Filter the records for lines holding the string "الشريف".

----------------

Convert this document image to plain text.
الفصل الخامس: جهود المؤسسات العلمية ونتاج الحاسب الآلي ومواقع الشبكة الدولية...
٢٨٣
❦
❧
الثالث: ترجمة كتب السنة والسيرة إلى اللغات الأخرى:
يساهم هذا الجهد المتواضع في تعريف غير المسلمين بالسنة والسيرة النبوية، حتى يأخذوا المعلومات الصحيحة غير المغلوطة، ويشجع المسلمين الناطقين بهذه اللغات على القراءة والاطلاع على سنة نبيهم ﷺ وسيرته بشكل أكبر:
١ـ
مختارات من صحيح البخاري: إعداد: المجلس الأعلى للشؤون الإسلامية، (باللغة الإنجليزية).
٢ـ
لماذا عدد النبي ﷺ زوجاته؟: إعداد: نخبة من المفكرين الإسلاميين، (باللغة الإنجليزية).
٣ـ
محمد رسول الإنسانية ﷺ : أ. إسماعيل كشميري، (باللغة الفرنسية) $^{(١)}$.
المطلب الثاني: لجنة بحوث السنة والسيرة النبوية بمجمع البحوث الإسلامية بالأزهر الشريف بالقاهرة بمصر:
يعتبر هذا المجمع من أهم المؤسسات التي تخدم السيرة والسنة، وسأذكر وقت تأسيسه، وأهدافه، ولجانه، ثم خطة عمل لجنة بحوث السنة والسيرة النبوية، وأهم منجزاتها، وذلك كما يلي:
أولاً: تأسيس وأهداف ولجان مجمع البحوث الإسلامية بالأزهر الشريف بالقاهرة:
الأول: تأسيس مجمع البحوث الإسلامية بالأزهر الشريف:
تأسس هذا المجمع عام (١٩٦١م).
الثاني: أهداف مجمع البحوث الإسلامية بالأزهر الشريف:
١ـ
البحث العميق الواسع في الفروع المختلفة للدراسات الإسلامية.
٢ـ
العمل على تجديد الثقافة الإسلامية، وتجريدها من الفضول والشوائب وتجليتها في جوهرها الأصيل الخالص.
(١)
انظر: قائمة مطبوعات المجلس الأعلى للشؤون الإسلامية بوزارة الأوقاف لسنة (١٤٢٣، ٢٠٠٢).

----------------

## Final result
المطلب الثاني: لجنة بحوث السنة والسيرة النبوية بمجمع البحوث الإسلامية بالأزهر الشريف بالقاهرة بمصر:
أولاً: تأسيس وأهداف ولجان مجمع البحوث الإسلامية بالأزهر الشريف بالقاهرة:
الأول: تأسيس مجمع البحوث الإسلامية بالأزهر الشريف:
الثاني: أهداف مجمع البحوث الإسلامية بالأزهر الشريف:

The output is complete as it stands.